+++ RECORD SET

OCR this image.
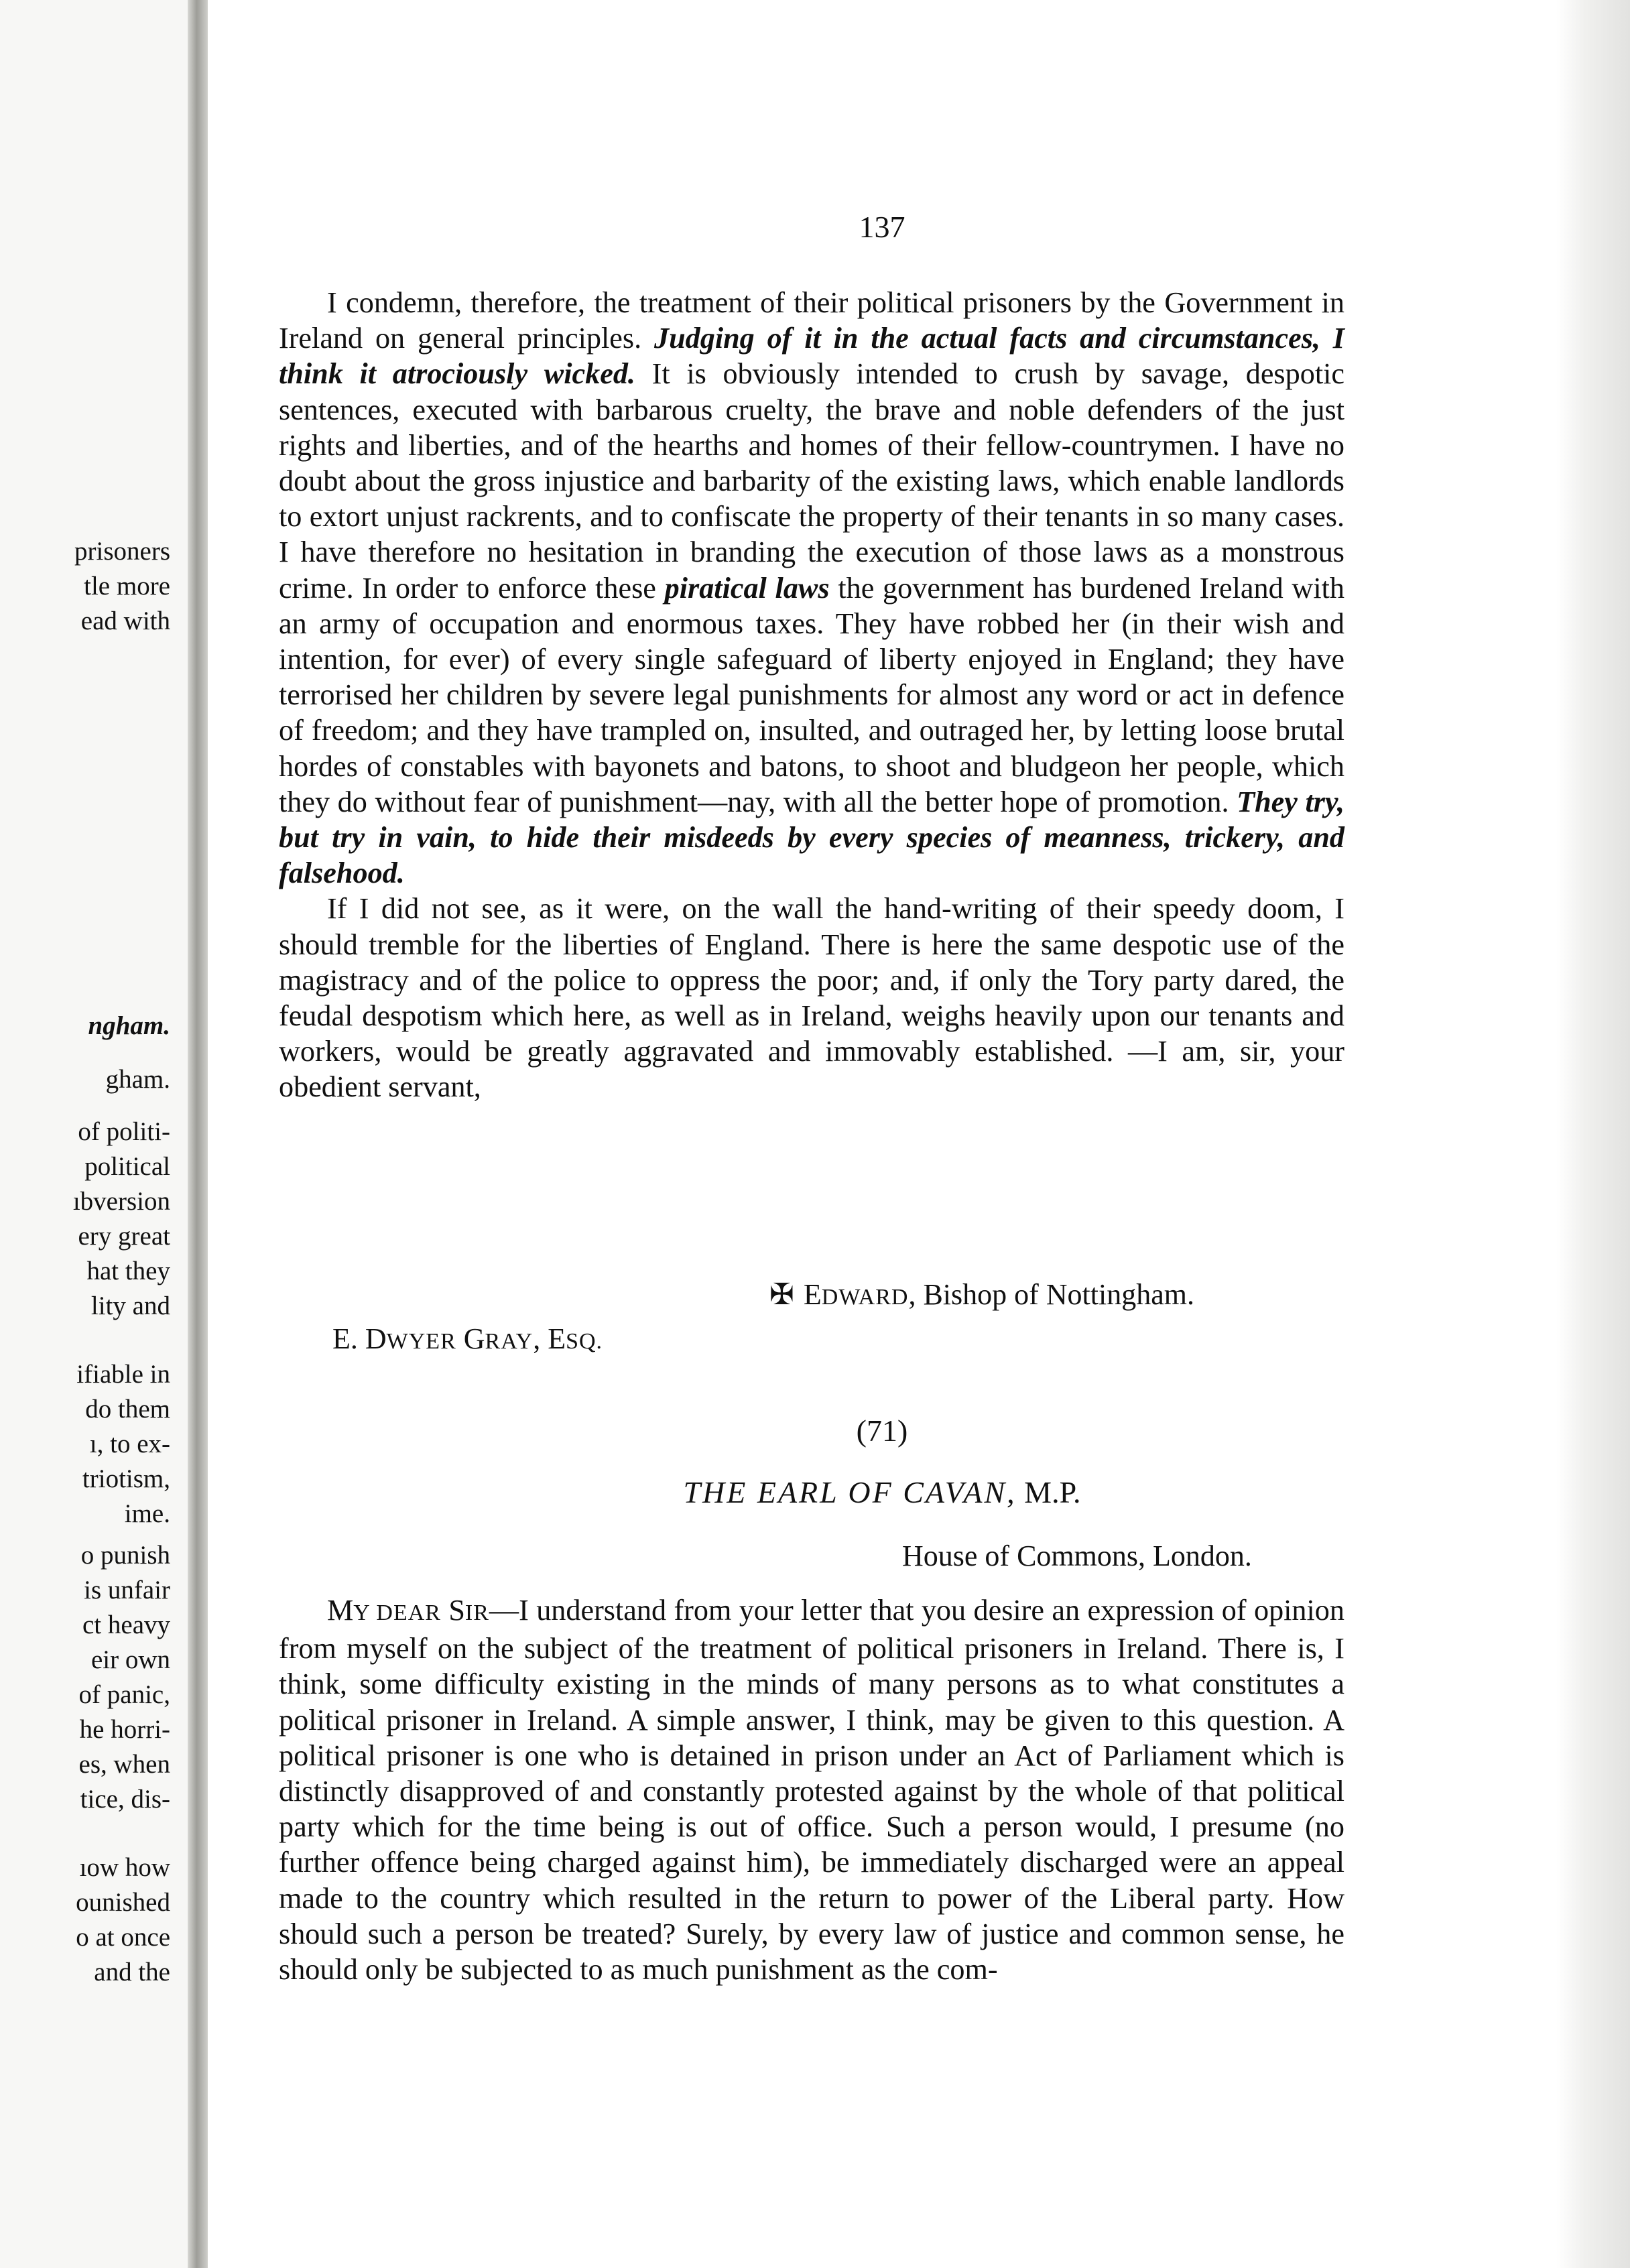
prisoners
tle more
ead with
ngham.
gham.
of politi-
political
ıbversion
ery great
hat they
lity and
ifiable in
do them
ı, to ex-
triotism,
ime.
o punish
is unfair
ct heavy
eir own
of panic,
he horri-
es, when
tice, dis-
ıow how
ounished
o at once
and the
137

I condemn, therefore, the treatment of their political prisoners by the Government in Ireland on general principles. Judging of it in the actual facts and circumstances, I think it atrociously wicked. It is obviously intended to crush by savage, despotic sentences, executed with barbarous cruelty, the brave and noble defenders of the just rights and liberties, and of the hearths and homes of their fellow-countrymen. I have no doubt about the gross injustice and barbarity of the existing laws, which enable landlords to extort unjust rackrents, and to confiscate the property of their tenants in so many cases. I have therefore no hesitation in branding the execution of those laws as a monstrous crime. In order to enforce these piratical laws the government has burdened Ireland with an army of occupation and enormous taxes. They have robbed her (in their wish and intention, for ever) of every single safeguard of liberty enjoyed in England; they have terrorised her children by severe legal punishments for almost any word or act in defence of freedom; and they have trampled on, insulted, and outraged her, by letting loose brutal hordes of constables with bayonets and batons, to shoot and bludgeon her people, which they do without fear of punishment—nay, with all the better hope of promotion. They try, but try in vain, to hide their misdeeds by every species of meanness, trickery, and falsehood.

If I did not see, as it were, on the wall the hand-writing of their speedy doom, I should tremble for the liberties of England. There is here the same despotic use of the magistracy and of the police to oppress the poor; and, if only the Tory party dared, the feudal despotism which here, as well as in Ireland, weighs heavily upon our tenants and workers, would be greatly aggravated and immovably established. —I am, sir, your obedient servant,

✠ EDWARD, Bishop of Nottingham.
E. DWYER GRAY, ESQ.
(71)
THE EARL OF CAVAN, M.P.
House of Commons, London.

MY DEAR SIR—I understand from your letter that you desire an expression of opinion from myself on the subject of the treatment of political prisoners in Ireland. There is, I think, some difficulty existing in the minds of many persons as to what constitutes a political prisoner in Ireland. A simple answer, I think, may be given to this question. A political prisoner is one who is detained in prison under an Act of Parliament which is distinctly disapproved of and constantly protested against by the whole of that political party which for the time being is out of office. Such a person would, I presume (no further offence being charged against him), be immediately discharged were an appeal made to the country which resulted in the return to power of the Liberal party. How should such a person be treated? Surely, by every law of justice and common sense, he should only be subjected to as much punishment as the com-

++++++

- EXERCISE INSTRUCTIONS
Filter the entries down to the lines containing "this". Copy each of those lines.

- RESULT
OCR this image.
MY DEAR SIR—I understand from your letter that you desire an expression of opinion from myself on the subject of the treatment of political prisoners in Ireland. There is, I think, some difficulty existing in the minds of many persons as to what constitutes a political prisoner in Ireland. A simple answer, I think, may be given to this question. A political prisoner is one who is detained in prison under an Act of Parliament which is distinctly disapproved of and constantly protested against by the whole of that political party which for the time being is out of office. Such a person would, I presume (no further offence being charged against him), be immediately discharged were an appeal made to the country which resulted in the return to power of the Liberal party. How should such a person be treated? Surely, by every law of justice and common sense, he should only be subjected to as much punishment as the com-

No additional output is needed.